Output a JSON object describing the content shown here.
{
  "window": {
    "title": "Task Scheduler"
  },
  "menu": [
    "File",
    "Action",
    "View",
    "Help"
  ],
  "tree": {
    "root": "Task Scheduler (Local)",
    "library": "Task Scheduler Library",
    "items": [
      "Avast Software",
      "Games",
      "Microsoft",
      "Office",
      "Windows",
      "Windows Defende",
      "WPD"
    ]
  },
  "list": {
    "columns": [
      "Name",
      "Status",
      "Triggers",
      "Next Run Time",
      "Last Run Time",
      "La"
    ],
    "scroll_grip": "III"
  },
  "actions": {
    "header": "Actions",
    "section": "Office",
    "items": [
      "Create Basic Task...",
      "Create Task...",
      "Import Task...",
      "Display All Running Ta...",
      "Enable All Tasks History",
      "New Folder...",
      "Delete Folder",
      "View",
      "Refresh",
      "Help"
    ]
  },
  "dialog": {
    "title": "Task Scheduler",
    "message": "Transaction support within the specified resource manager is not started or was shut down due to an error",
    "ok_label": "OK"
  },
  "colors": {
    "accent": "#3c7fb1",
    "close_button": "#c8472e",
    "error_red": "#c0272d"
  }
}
§
BRIEF: Output each record exactly, leaving nothing out.

TASK OUTPUT:
Output a JSON object describing the content shown here.
{
  "window": {
    "title": "Task Scheduler"
  },
  "menu": [
    "File",
    "Action",
    "View",
    "Help"
  ],
  "tree": {
    "root": "Task Scheduler (Local)",
    "library": "Task Scheduler Library",
    "items": [
      "Avast Software",
      "Games",
      "Microsoft",
      "Office",
      "Windows",
      "Windows Defende",
      "WPD"
    ]
  },
  "list": {
    "columns": [
      "Name",
      "Status",
      "Triggers",
      "Next Run Time",
      "Last Run Time",
      "La"
    ],
    "scroll_grip": "III"
  },
  "actions": {
    "header": "Actions",
    "section": "Office",
    "items": [
      "Create Basic Task...",
      "Create Task...",
      "Import Task...",
      "Display All Running Ta...",
      "Enable All Tasks History",
      "New Folder...",
      "Delete Folder",
      "View",
      "Refresh",
      "Help"
    ]
  },
  "dialog": {
    "title": "Task Scheduler",
    "message": "Transaction support within the specified resource manager is not started or was shut down due to an error",
    "ok_label": "OK"
  },
  "colors": {
    "accent": "#3c7fb1",
    "close_button": "#c8472e",
    "error_red": "#c0272d"
  }
}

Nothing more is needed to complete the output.